[THE TASK] Transcribe all the entries word for word, but omit the images.

Stored dataset items

— Start —

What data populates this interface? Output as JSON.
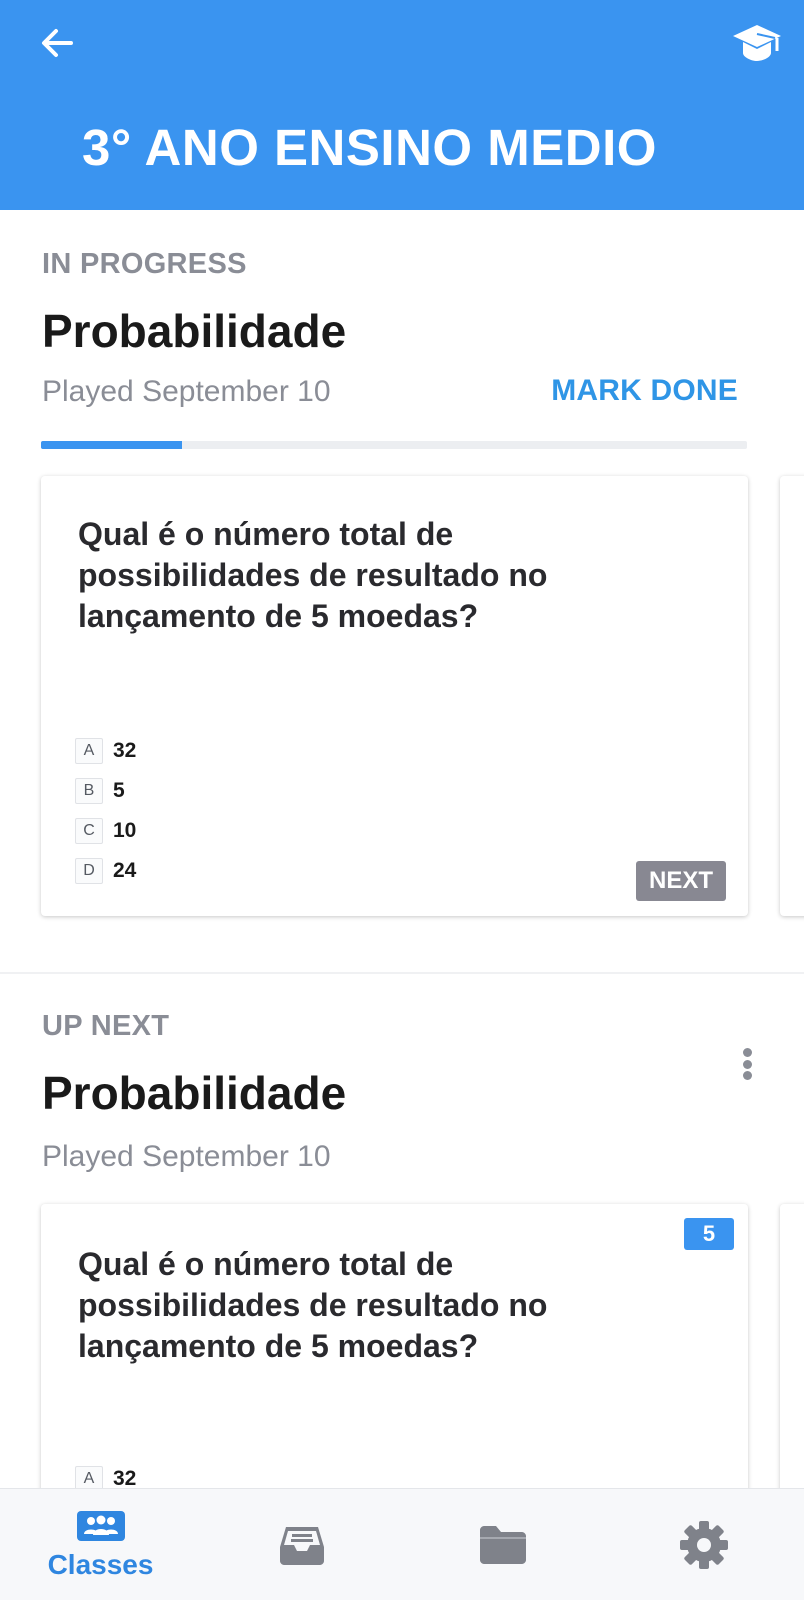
{
  "header": {
    "title": "3° ANO ENSINO MEDIO"
  },
  "in_progress": {
    "label": "IN PROGRESS",
    "quiz_title": "Probabilidade",
    "played": "Played September 10",
    "mark_done": "MARK DONE",
    "progress_fraction": 0.2,
    "card": {
      "question": "Qual é o número total de possibilidades de resultado no lançamento de 5 moedas?",
      "options": [
        {
          "letter": "A",
          "text": "32"
        },
        {
          "letter": "B",
          "text": "5"
        },
        {
          "letter": "C",
          "text": "10"
        },
        {
          "letter": "D",
          "text": "24"
        }
      ],
      "next_label": "NEXT"
    }
  },
  "up_next": {
    "label": "UP NEXT",
    "quiz_title": "Probabilidade",
    "played": "Played September 10",
    "card": {
      "badge": "5",
      "question": "Qual é o número total de possibilidades de resultado no lançamento de 5 moedas?",
      "options": [
        {
          "letter": "A",
          "text": "32"
        }
      ]
    }
  },
  "bottom_nav": {
    "items": [
      {
        "label": "Classes",
        "icon": "classes-icon",
        "active": true
      },
      {
        "label": "",
        "icon": "inbox-icon",
        "active": false
      },
      {
        "label": "",
        "icon": "folder-icon",
        "active": false
      },
      {
        "label": "",
        "icon": "gear-icon",
        "active": false
      }
    ]
  },
  "colors": {
    "header_blue": "#3a94f0",
    "accent_blue": "#2f95e6",
    "muted_gray": "#8a8d96",
    "next_button_gray": "#888892"
  }
}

— End —

[TASK RESULT]
What data populates this interface? Output as JSON.
{
  "header": {
    "title": "3° ANO ENSINO MEDIO"
  },
  "in_progress": {
    "label": "IN PROGRESS",
    "quiz_title": "Probabilidade",
    "played": "Played September 10",
    "mark_done": "MARK DONE",
    "progress_fraction": 0.2,
    "card": {
      "question": "Qual é o número total de possibilidades de resultado no lançamento de 5 moedas?",
      "options": [
        {
          "letter": "A",
          "text": "32"
        },
        {
          "letter": "B",
          "text": "5"
        },
        {
          "letter": "C",
          "text": "10"
        },
        {
          "letter": "D",
          "text": "24"
        }
      ],
      "next_label": "NEXT"
    }
  },
  "up_next": {
    "label": "UP NEXT",
    "quiz_title": "Probabilidade",
    "played": "Played September 10",
    "card": {
      "badge": "5",
      "question": "Qual é o número total de possibilidades de resultado no lançamento de 5 moedas?",
      "options": [
        {
          "letter": "A",
          "text": "32"
        }
      ]
    }
  },
  "bottom_nav": {
    "items": [
      {
        "label": "Classes",
        "icon": "classes-icon",
        "active": true
      },
      {
        "label": "",
        "icon": "inbox-icon",
        "active": false
      },
      {
        "label": "",
        "icon": "folder-icon",
        "active": false
      },
      {
        "label": "",
        "icon": "gear-icon",
        "active": false
      }
    ]
  },
  "colors": {
    "header_blue": "#3a94f0",
    "accent_blue": "#2f95e6",
    "muted_gray": "#8a8d96",
    "next_button_gray": "#888892"
  }
}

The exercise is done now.